TASK: Return the lines where the word "describing" occurs.

EXTRACTED ENTRIES:
-*-

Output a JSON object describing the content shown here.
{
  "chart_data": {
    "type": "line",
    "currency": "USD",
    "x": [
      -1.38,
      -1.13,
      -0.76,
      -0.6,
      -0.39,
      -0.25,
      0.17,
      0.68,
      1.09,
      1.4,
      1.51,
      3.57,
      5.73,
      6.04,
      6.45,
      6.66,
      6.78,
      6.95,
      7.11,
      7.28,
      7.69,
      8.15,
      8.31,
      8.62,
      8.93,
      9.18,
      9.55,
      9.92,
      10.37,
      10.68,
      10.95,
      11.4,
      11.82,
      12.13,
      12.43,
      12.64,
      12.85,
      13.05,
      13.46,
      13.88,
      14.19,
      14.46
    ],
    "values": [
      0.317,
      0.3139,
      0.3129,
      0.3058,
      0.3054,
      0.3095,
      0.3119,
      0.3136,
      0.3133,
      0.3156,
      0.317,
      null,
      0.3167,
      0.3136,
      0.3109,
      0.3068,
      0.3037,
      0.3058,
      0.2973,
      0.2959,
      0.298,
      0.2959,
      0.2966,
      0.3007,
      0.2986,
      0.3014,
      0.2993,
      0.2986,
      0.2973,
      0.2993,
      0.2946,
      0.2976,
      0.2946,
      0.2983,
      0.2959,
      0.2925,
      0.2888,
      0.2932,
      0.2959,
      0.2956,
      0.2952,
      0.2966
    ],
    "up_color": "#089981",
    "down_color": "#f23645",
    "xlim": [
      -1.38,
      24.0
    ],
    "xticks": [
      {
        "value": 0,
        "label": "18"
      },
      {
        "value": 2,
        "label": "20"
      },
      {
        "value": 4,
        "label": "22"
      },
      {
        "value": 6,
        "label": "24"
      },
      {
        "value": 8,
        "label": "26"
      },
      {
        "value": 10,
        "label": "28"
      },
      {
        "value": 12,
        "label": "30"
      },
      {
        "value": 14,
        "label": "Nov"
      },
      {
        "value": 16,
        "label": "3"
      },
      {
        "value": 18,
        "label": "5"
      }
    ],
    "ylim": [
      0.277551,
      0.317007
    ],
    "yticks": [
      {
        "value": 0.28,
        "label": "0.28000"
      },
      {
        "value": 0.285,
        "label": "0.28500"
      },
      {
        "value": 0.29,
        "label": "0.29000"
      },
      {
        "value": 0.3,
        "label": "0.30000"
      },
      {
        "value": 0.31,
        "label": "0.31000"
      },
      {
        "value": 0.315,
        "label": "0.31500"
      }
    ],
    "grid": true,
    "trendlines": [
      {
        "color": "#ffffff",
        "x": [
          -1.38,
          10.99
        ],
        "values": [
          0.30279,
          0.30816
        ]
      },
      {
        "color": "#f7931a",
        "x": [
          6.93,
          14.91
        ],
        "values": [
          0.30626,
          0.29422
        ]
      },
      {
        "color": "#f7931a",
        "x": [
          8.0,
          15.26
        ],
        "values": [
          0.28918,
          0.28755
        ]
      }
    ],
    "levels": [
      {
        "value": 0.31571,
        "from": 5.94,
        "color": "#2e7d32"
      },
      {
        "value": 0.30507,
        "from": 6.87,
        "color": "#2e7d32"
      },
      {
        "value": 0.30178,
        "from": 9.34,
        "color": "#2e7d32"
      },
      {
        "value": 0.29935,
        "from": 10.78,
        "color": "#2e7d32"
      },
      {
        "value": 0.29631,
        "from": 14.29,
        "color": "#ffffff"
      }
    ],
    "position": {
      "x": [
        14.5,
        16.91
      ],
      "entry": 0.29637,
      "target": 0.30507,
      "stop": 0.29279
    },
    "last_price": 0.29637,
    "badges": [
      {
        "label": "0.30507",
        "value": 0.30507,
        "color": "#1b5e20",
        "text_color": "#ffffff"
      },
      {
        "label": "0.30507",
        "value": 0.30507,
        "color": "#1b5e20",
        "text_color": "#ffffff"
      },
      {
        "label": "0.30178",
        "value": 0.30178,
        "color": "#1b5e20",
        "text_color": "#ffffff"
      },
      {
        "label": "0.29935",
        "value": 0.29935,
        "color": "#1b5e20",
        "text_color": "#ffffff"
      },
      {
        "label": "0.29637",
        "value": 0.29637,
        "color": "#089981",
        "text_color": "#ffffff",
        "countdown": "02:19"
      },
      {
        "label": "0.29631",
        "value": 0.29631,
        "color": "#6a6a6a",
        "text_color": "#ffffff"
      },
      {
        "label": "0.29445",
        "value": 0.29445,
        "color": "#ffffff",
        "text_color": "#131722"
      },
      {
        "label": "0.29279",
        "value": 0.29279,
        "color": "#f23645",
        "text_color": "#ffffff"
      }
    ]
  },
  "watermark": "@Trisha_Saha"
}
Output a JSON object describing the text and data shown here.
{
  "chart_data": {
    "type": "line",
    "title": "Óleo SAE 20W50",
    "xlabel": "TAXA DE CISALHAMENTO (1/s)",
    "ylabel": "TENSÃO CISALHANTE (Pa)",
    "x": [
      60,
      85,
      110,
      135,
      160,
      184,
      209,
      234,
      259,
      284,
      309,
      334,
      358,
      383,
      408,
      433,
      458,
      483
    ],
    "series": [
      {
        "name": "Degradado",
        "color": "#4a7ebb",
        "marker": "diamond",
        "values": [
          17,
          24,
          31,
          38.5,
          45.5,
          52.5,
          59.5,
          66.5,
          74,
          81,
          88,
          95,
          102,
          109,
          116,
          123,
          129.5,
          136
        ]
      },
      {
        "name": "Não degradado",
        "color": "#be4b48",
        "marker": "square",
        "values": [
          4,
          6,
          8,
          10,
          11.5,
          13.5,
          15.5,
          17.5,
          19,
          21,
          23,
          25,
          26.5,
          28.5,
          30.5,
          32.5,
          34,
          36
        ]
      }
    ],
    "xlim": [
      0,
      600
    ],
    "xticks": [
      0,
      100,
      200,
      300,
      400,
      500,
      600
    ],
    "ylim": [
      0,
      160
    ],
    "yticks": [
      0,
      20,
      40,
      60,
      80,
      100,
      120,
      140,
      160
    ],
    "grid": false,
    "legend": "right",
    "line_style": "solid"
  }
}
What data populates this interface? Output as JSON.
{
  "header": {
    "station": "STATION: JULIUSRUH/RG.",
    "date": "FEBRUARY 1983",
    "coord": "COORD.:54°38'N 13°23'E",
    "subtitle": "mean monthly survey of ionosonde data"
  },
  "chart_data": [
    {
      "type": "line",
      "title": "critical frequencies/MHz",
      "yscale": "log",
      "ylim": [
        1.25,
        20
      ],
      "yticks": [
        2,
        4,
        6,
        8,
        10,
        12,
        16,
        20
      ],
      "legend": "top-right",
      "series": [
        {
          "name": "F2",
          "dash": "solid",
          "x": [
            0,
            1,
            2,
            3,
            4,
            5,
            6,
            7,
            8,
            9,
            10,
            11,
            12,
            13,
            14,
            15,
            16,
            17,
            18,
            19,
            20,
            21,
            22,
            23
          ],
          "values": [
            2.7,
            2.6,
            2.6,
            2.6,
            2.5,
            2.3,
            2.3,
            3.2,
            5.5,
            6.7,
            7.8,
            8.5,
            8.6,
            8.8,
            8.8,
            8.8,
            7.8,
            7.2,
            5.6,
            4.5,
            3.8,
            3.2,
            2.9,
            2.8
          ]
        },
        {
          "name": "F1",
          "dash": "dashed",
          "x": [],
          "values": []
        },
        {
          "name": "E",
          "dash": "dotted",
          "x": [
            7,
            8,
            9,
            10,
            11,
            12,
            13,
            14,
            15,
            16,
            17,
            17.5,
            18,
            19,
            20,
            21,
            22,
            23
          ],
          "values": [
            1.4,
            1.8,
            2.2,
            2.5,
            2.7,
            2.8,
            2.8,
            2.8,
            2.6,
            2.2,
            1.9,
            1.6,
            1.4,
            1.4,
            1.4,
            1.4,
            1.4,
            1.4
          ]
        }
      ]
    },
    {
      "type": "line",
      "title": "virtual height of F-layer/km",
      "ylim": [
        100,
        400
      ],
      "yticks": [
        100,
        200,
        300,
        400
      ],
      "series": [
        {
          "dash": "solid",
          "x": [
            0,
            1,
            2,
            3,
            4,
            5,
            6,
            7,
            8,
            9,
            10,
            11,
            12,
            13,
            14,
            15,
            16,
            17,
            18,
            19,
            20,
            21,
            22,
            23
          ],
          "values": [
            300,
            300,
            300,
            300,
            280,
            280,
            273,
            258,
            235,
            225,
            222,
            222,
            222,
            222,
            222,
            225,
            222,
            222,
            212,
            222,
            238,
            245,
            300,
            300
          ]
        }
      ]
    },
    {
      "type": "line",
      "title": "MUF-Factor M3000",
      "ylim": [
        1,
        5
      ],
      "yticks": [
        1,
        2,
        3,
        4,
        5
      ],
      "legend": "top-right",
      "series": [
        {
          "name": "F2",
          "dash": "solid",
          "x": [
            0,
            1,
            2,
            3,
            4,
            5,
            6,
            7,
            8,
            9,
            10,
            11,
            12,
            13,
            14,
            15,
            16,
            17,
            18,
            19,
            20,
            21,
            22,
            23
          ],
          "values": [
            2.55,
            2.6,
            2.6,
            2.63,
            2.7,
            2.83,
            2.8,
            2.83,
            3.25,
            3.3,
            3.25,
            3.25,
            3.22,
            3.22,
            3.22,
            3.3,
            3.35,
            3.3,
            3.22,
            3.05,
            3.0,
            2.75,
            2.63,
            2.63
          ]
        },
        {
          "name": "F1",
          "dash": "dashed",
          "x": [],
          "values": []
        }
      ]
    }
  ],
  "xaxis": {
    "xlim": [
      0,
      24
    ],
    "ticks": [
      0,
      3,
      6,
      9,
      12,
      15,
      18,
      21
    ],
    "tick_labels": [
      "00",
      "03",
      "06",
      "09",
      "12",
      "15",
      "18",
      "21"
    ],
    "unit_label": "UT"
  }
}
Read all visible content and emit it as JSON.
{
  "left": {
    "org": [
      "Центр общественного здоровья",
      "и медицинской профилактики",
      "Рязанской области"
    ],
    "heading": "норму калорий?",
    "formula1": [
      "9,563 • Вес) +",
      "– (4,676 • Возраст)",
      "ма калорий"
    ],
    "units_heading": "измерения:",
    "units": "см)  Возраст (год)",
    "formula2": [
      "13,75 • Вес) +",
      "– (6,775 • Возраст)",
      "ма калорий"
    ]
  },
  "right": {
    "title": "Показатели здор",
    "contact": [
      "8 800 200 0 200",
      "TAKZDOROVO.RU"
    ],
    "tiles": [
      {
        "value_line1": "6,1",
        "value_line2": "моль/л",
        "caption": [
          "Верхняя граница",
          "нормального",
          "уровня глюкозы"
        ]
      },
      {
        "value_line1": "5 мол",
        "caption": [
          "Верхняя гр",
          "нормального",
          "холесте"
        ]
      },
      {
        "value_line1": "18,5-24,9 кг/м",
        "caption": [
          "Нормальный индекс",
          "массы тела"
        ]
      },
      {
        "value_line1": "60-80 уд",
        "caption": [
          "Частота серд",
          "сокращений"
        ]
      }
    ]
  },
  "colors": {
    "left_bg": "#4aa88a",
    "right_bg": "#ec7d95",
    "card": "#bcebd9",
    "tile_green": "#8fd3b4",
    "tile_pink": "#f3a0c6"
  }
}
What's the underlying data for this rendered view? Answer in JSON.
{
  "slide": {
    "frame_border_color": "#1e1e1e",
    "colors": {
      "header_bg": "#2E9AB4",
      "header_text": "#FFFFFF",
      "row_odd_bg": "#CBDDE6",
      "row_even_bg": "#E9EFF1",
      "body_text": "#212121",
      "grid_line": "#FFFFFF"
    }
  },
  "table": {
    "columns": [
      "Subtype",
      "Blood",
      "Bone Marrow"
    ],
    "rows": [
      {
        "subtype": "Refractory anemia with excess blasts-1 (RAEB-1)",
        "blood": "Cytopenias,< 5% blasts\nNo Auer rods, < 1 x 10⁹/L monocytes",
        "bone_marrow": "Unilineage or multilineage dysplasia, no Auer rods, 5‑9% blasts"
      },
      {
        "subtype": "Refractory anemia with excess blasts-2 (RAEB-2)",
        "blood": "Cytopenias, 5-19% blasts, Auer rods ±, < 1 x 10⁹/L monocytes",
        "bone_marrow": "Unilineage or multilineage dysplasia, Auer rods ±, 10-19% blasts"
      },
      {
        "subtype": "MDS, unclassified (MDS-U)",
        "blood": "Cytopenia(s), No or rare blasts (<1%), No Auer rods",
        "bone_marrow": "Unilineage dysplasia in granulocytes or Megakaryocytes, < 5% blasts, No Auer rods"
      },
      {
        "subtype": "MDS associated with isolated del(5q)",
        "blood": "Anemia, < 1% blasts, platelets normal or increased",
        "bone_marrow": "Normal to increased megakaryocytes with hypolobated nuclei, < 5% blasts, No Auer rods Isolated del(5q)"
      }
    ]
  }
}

-*-

REPLY TO THE EXERCISE:
Output a JSON object describing the content shown here.
Output a JSON object describing the text and data shown here.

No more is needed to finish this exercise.